Problem to solve. Write every line out verbatim and omit the pictures.

Dataset extract.
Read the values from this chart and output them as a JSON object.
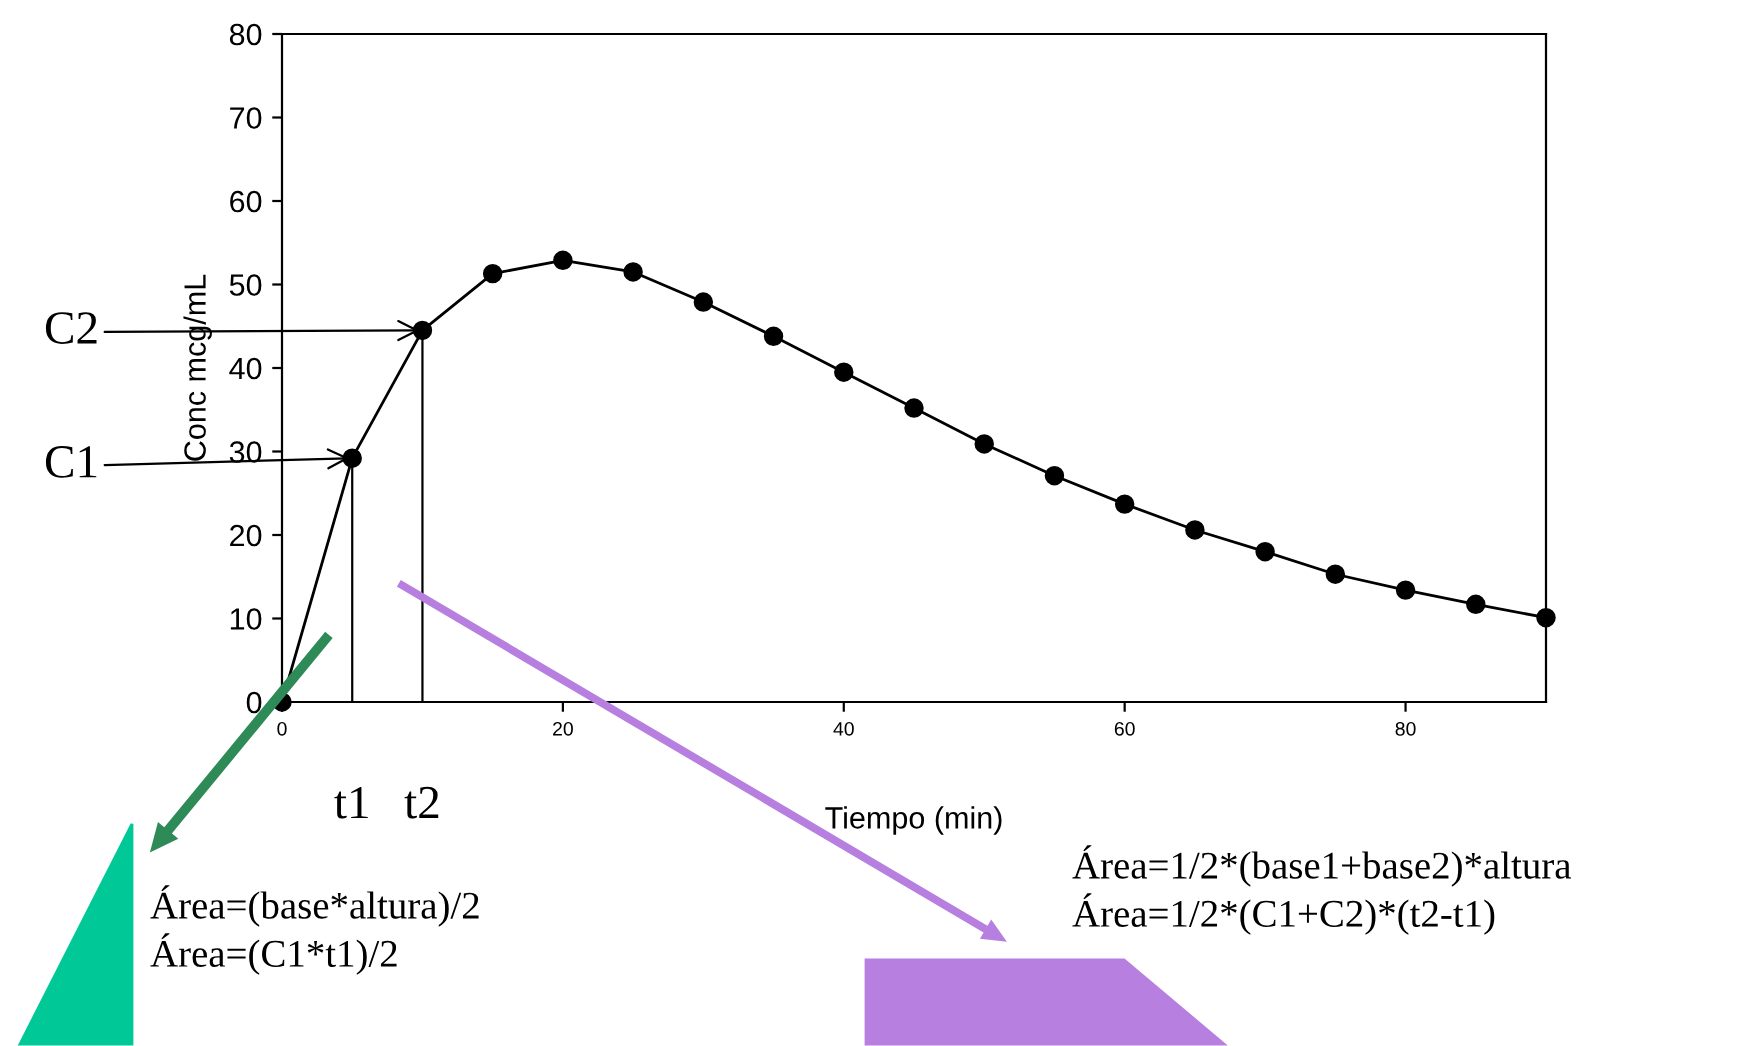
{
  "chart_data": {
    "type": "line",
    "xlabel": "Tiempo (min)",
    "ylabel": "Conc mcg/mL",
    "x": [
      0,
      5,
      10,
      15,
      20,
      25,
      30,
      35,
      40,
      45,
      50,
      55,
      60,
      65,
      70,
      75,
      80,
      85,
      90
    ],
    "series": [
      {
        "color": "#000000",
        "values": [
          0,
          29.2,
          44.5,
          51.3,
          52.9,
          51.5,
          47.9,
          43.8,
          39.5,
          35.2,
          30.9,
          27.1,
          23.7,
          20.6,
          18,
          15.3,
          13.4,
          11.7,
          10.1
        ]
      }
    ],
    "xlim": [
      0,
      90
    ],
    "xticks": [
      0,
      20,
      40,
      60,
      80
    ],
    "ylim": [
      0,
      80
    ],
    "yticks": [
      0,
      10,
      20,
      30,
      40,
      50,
      60,
      70,
      80
    ],
    "marker": "circle",
    "line_style": "solid",
    "grid": false,
    "ref_lines": [
      {
        "axis": "x",
        "value": 5,
        "label": "t1"
      },
      {
        "axis": "x",
        "value": 10,
        "label": "t2"
      }
    ],
    "annotations": [
      {
        "text": "C1",
        "x": 5,
        "y": 29.2
      },
      {
        "text": "C2",
        "x": 10,
        "y": 44.5
      },
      "Área=(base*altura)/2\nÁrea=(C1*t1)/2",
      "Área=1/2*(base1+base2)*altura\nÁrea=1/2*(C1+C2)*(t2-t1)"
    ]
  }
}
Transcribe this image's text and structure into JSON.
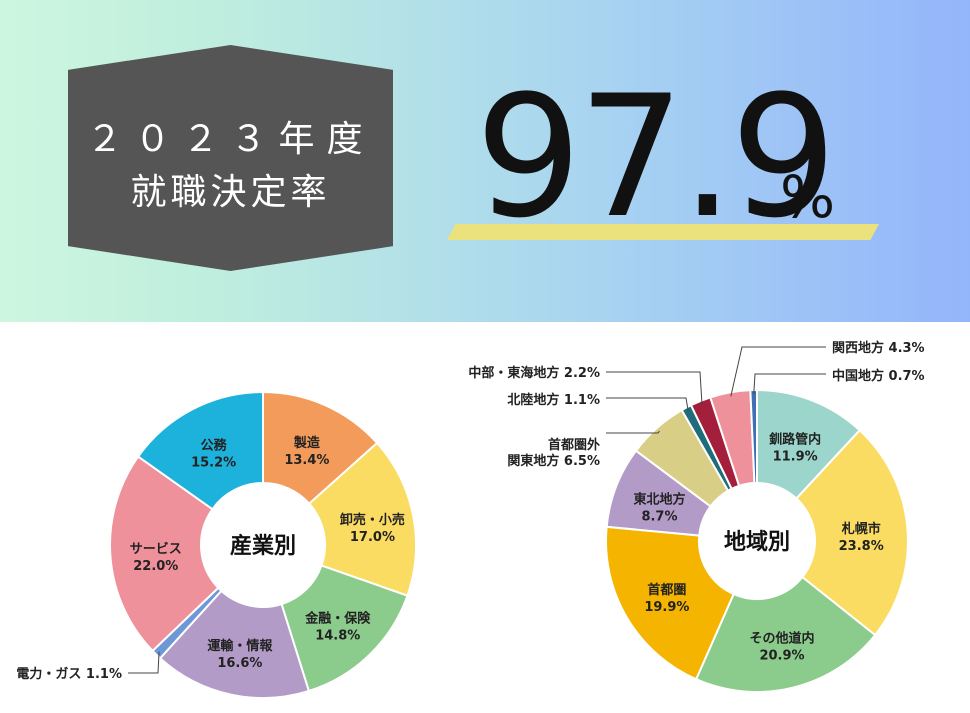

Complete output.
Read the values from this chart and output them as a JSON object.
{
  "chart_data": {
    "type": "line",
    "xlabel": "Tiempo (min)",
    "ylabel": "Conc mcg/mL",
    "x": [
      0,
      5,
      10,
      15,
      20,
      25,
      30,
      35,
      40,
      45,
      50,
      55,
      60,
      65,
      70,
      75,
      80,
      85,
      90
    ],
    "series": [
      {
        "color": "#000000",
        "values": [
          0,
          29.2,
          44.5,
          51.3,
          52.9,
          51.5,
          47.9,
          43.8,
          39.5,
          35.2,
          30.9,
          27.1,
          23.7,
          20.6,
          18,
          15.3,
          13.4,
          11.7,
          10.1
        ]
      }
    ],
    "xlim": [
      0,
      90
    ],
    "xticks": [
      0,
      20,
      40,
      60,
      80
    ],
    "ylim": [
      0,
      80
    ],
    "yticks": [
      0,
      10,
      20,
      30,
      40,
      50,
      60,
      70,
      80
    ],
    "marker": "circle",
    "line_style": "solid",
    "grid": false,
    "ref_lines": [
      {
        "axis": "x",
        "value": 5,
        "label": "t1"
      },
      {
        "axis": "x",
        "value": 10,
        "label": "t2"
      }
    ],
    "annotations": [
      {
        "text": "C1",
        "x": 5,
        "y": 29.2
      },
      {
        "text": "C2",
        "x": 10,
        "y": 44.5
      },
      "Área=(base*altura)/2\nÁrea=(C1*t1)/2",
      "Área=1/2*(base1+base2)*altura\nÁrea=1/2*(C1+C2)*(t2-t1)"
    ]
  }
}
Transcribe this image's text and structure into JSON.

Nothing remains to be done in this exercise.